= STATED GOAL 1 =
In the records below, rewrite as a numbered list the part that opens with the line containing "cloud-bar: [111, 689, 115, 778]" and closes with the line containing "precip-bar: [114, 140, 117, 142]", including both of those lines and leaving out any blank lines.

═════ SELECTED PASSAGE

Diversification hit as chilli hub shifts to wheat-paddy

Manmeet Singh Gill

Tribune News Service

Tarn Taran, August 20

The farmers of Khalra-Bhikhiwind belt, along the Pakistan border, have stopped growing red chillies and have shifted to wheat-paddy farming.

This has happened despite successive state governments harping on diversification of crops due to the post-Green Revolution stagnation in agricultural yield and the effects of wheat-paddy monoculture on soil health and water table.

Unregulated market price of red chillies, which used to a prominent crop in the area until a few years ago, and the shortage of labour have forced farmers to go for paddy which has an assured market price. The crop was so popular in this belt that the sleepy Khalra village, just 1.5 km from the Pakistan border, had emerged as the biggest market of red chillies in the region after 1947.

But a visit to the Khalra mandi this time revealed that only few quintals of red chillies have arrived this season.

“The crop has arrived from other districts like Ferozepur and Fazilka. Very few people grow red chillies in this area nowadays,” said a worker at the mandi.

Gurcharan Das, an elderly whose family members had been commission agents in the purchase of red chillies for decades, said, “In those days, every street, every roof and every vacant plot of land looked red as chillies were left to dry for days. While the villagers became used to the sharp smell, outsiders could not enter the village without covering their nose and mouth with a cloth.”

He said that merchants from as far as Uttar Pradesh and Delhi came to Khalra to purchase red chillies. ‘Laungi mirch’, the variety that was mostly grown in the area, requires very less water.

Chief Agricultural Officer Dr Ravel Singh said, “The problem of labour is so acute that around 500 acres have been brought under direct sowing of paddy. With decrease in area under ‘laungi mirch’, the area under basmati has increased, which farmers feel is more profitable and less labour-intensive.” While the farmers can sell rice and wheat at the assured price, there is no such thing for red chillies.

══════════
═════ DATASET ENTRIES

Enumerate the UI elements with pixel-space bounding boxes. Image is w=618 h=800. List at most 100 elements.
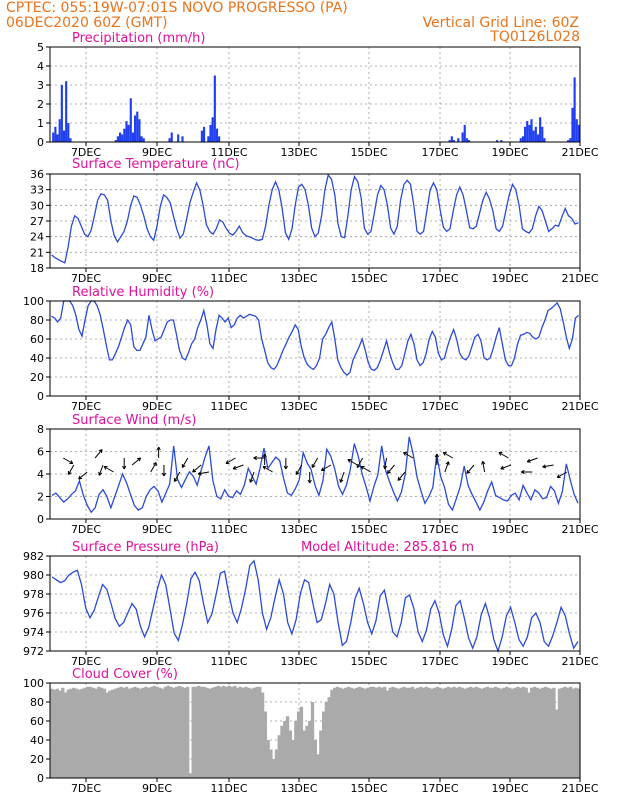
cloud-bar: [111, 689, 115, 778]
cloud-bar: [86, 686, 90, 778]
x-tick-label: 21DEC: [561, 655, 598, 668]
cloud-bar: [188, 773, 193, 778]
cloud-bar: [72, 687, 76, 778]
cloud-bar: [241, 687, 245, 778]
wind-arrow-head: [192, 470, 197, 473]
cloud-bar: [455, 687, 459, 778]
wind-arrow: [150, 462, 157, 473]
y-tick-label: 100: [23, 295, 44, 308]
wind-arrow-head: [542, 466, 547, 469]
x-tick-label: 19DEC: [491, 655, 528, 668]
x-tick-label: 21DEC: [561, 400, 598, 413]
cloud-bar: [158, 687, 162, 778]
precip-bar: [138, 119, 141, 142]
wind-arrow-head: [78, 477, 83, 480]
y-tick-label: 100: [23, 677, 44, 690]
cloud-bar: [210, 687, 215, 778]
y-tick-label: 5: [37, 41, 44, 54]
x-tick-label: 21DEC: [561, 272, 598, 285]
wind-arrow: [482, 461, 486, 473]
precip-bar: [202, 126, 206, 142]
precip-bar: [567, 140, 570, 142]
cloud-bar: [316, 754, 320, 778]
precip-bar: [569, 138, 572, 142]
wind-arrow-head: [384, 465, 388, 470]
precip-bar: [52, 132, 55, 142]
precip-bar: [114, 140, 117, 142]
cloud-bar: [402, 686, 406, 778]
precip-bar: [207, 136, 210, 142]
wind-arrow-head: [123, 465, 127, 470]
cloud-bar: [335, 686, 340, 778]
cloud-bar: [502, 687, 506, 778]
panel-frame: [49, 682, 581, 779]
y-tick-label: 2: [37, 491, 44, 504]
x-tick-label: 19DEC: [491, 272, 528, 285]
wind-arrow: [466, 464, 475, 474]
cloud-bar: [296, 711, 301, 778]
cloud-bar: [94, 688, 98, 778]
cloud-bar: [388, 687, 392, 778]
header: CPTEC: 055:19W-07:01S NOVO PROGRESSO (PA…: [6, 0, 580, 45]
y-tick-label: 33: [30, 184, 44, 197]
x-tick-label: 19DEC: [491, 400, 528, 413]
panel-5: 972 974 976 978 980 982 7DEC 9DEC 11DEC 13DEC 15DE…: [23, 540, 599, 668]
wind-arrow: [384, 457, 388, 469]
cloud-bar: [488, 687, 492, 778]
cloud-bar: [518, 687, 523, 778]
x-tick-label: 9DEC: [142, 655, 172, 668]
precip-bar: [142, 138, 145, 142]
cloud-bar: [97, 686, 101, 778]
cloud-bar: [119, 686, 123, 778]
cloud-bar: [530, 687, 534, 778]
precip-bar: [467, 140, 471, 142]
y-tick-label: 980: [23, 569, 44, 582]
wind-arrow: [103, 466, 114, 473]
wind-arrow-head: [311, 465, 316, 468]
cloud-bar: [116, 687, 120, 778]
cloud-bar: [216, 685, 220, 778]
wind-arrow-head: [98, 472, 103, 476]
precip-bar: [218, 136, 221, 142]
cloud-bar: [535, 687, 539, 778]
precip-bar: [140, 136, 143, 142]
panel-3: 0 20 40 60 80 100 7DEC 9DEC 11DEC 13DEC 15DEC 17DEC…: [23, 285, 599, 413]
cloud-bar: [227, 685, 231, 778]
wind-arrow: [321, 464, 332, 471]
cloud-bar: [480, 688, 484, 778]
cloud-bar: [136, 687, 140, 778]
cloud-bar: [407, 687, 412, 778]
x-tick-label: 13DEC: [280, 523, 317, 536]
cloud-bar: [577, 688, 581, 778]
cloud-bar: [169, 686, 173, 778]
cloud-bar: [510, 688, 515, 778]
wind-arrow-head: [360, 466, 364, 470]
cloud-bar: [358, 686, 362, 778]
y-tick-label: 4: [37, 60, 44, 73]
cloud-bar: [557, 688, 562, 778]
cloud-bar: [258, 686, 262, 778]
cloud-bar: [138, 688, 143, 778]
y-tick-label: 3: [37, 79, 44, 92]
precip-bar: [519, 138, 522, 142]
cloud-bar: [380, 687, 384, 778]
wind-arrow: [542, 464, 554, 468]
wind-arrow-head: [466, 471, 471, 474]
x-tick-label: 13DEC: [280, 655, 317, 668]
wind-arrow: [198, 471, 210, 475]
cloud-bar: [163, 686, 168, 778]
cloud-bar: [396, 688, 401, 778]
x-tick-label: 7DEC: [71, 400, 101, 413]
cloud-bar: [555, 709, 559, 778]
panel-frame: [49, 300, 581, 397]
y-tick-label: 8: [37, 423, 44, 436]
cloud-bar: [55, 688, 59, 778]
wind-arrow-head: [442, 452, 446, 456]
y-tick-label: 982: [23, 550, 44, 563]
x-tick-label: 17DEC: [421, 272, 458, 285]
y-tick-label: 27: [30, 215, 44, 228]
wind-arrow-head: [98, 449, 103, 452]
cloud-bar: [571, 688, 576, 778]
x-tick-label: 9DEC: [142, 272, 172, 285]
cloud-bar: [91, 687, 95, 778]
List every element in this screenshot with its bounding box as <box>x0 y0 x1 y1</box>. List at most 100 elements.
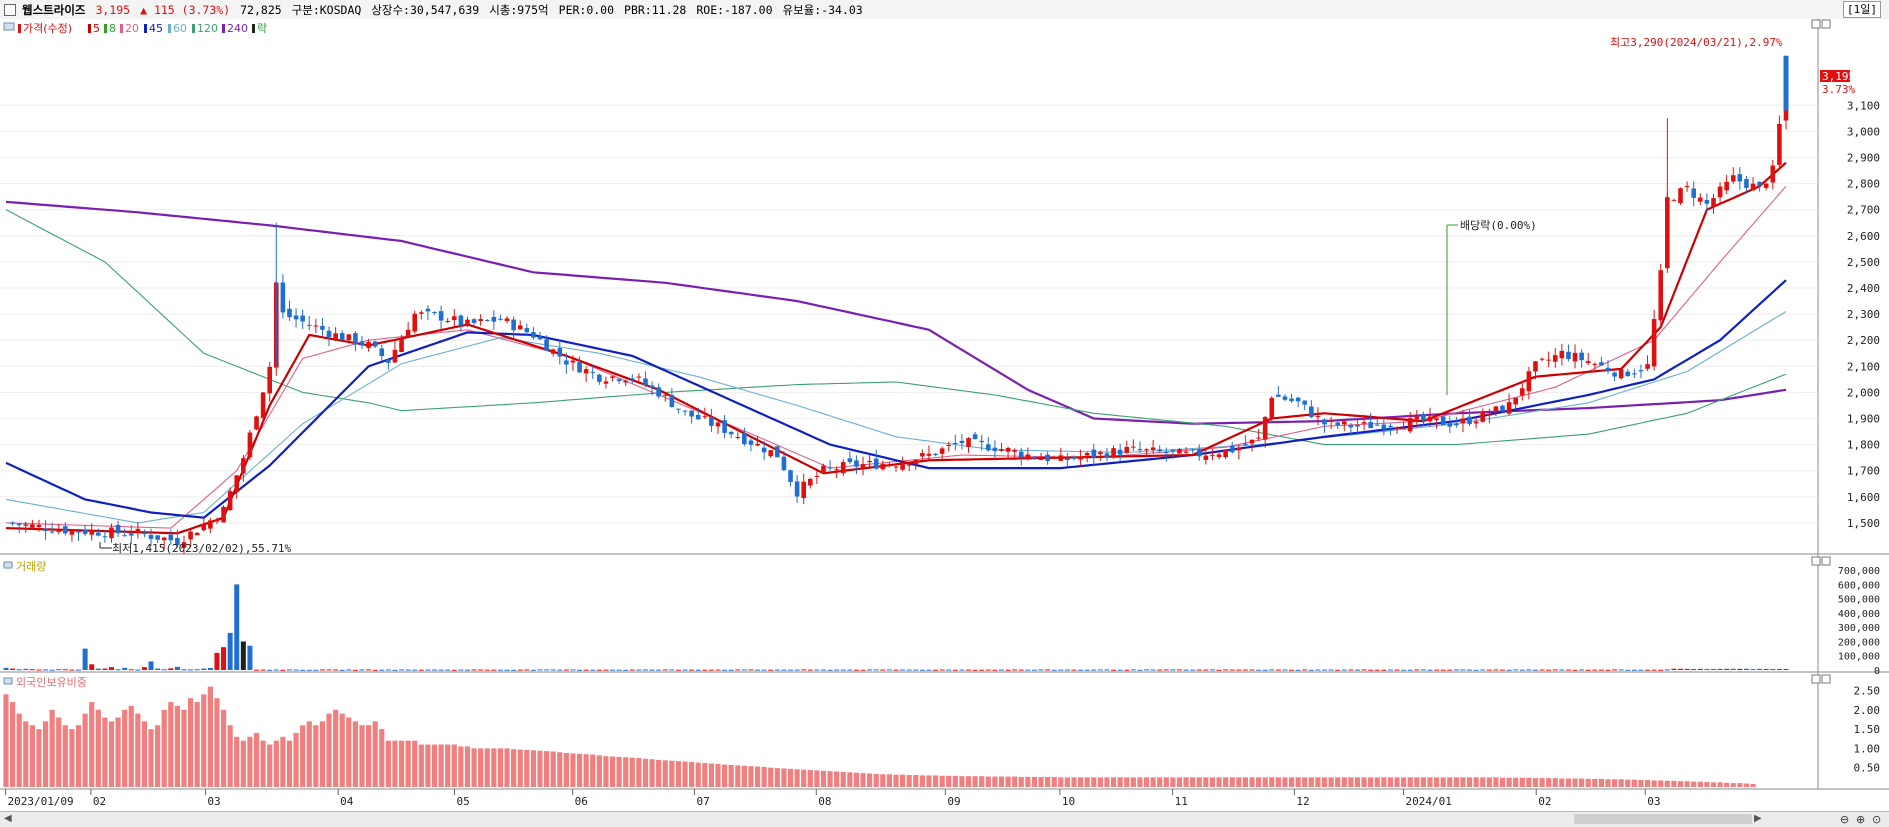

══════════

= STATED GOAL 2 =
Answer these questions from the article on red chillies in the Khalra-Bhikhiwind belt.
(a) How far is Khalra village from the Pakistan border?
(b) From which districts did the red chillies at the Khalra mandi arrive this season?
(c) About how many acres have been brought under direct sowing of paddy?

= FULL OUTPUT 1 =
1. cloud-bar: [111, 689, 115, 778]
2. cloud-bar: [86, 686, 90, 778]
3. x-tick-label: 21DEC: [561, 655, 598, 668]
4. cloud-bar: [188, 773, 193, 778]
5. cloud-bar: [72, 687, 76, 778]
6. cloud-bar: [241, 687, 245, 778]
7. wind-arrow-head: [192, 470, 197, 473]
8. cloud-bar: [455, 687, 459, 778]
9. wind-arrow: [150, 462, 157, 473]
10. y-tick-label: 100: [23, 295, 44, 308]
11. wind-arrow-head: [542, 466, 547, 469]
12. x-tick-label: 19DEC: [491, 655, 528, 668]
13. x-tick-label: 21DEC: [561, 400, 598, 413]
14. cloud-bar: [158, 687, 162, 778]
15. precip-bar: [138, 119, 141, 142]
16. wind-arrow-head: [78, 477, 83, 480]
17. y-tick-label: 100: [23, 677, 44, 690]
18. cloud-bar: [210, 687, 215, 778]
19. y-tick-label: 5: [37, 41, 44, 54]
20. x-tick-label: 21DEC: [561, 272, 598, 285]
21. wind-arrow: [482, 461, 486, 473]
22. precip-bar: [202, 126, 206, 142]
23. precip-bar: [567, 140, 570, 142]
24. cloud-bar: [316, 754, 320, 778]
25. precip-bar: [569, 138, 572, 142]
26. wind-arrow-head: [384, 465, 388, 470]
27. precip-bar: [52, 132, 55, 142]
28. precip-bar: [114, 140, 117, 142]

= FULL OUTPUT 2 =
(a) 1.5 km.
(b) Ferozepur and Fazilka.
(c) Around 500 acres.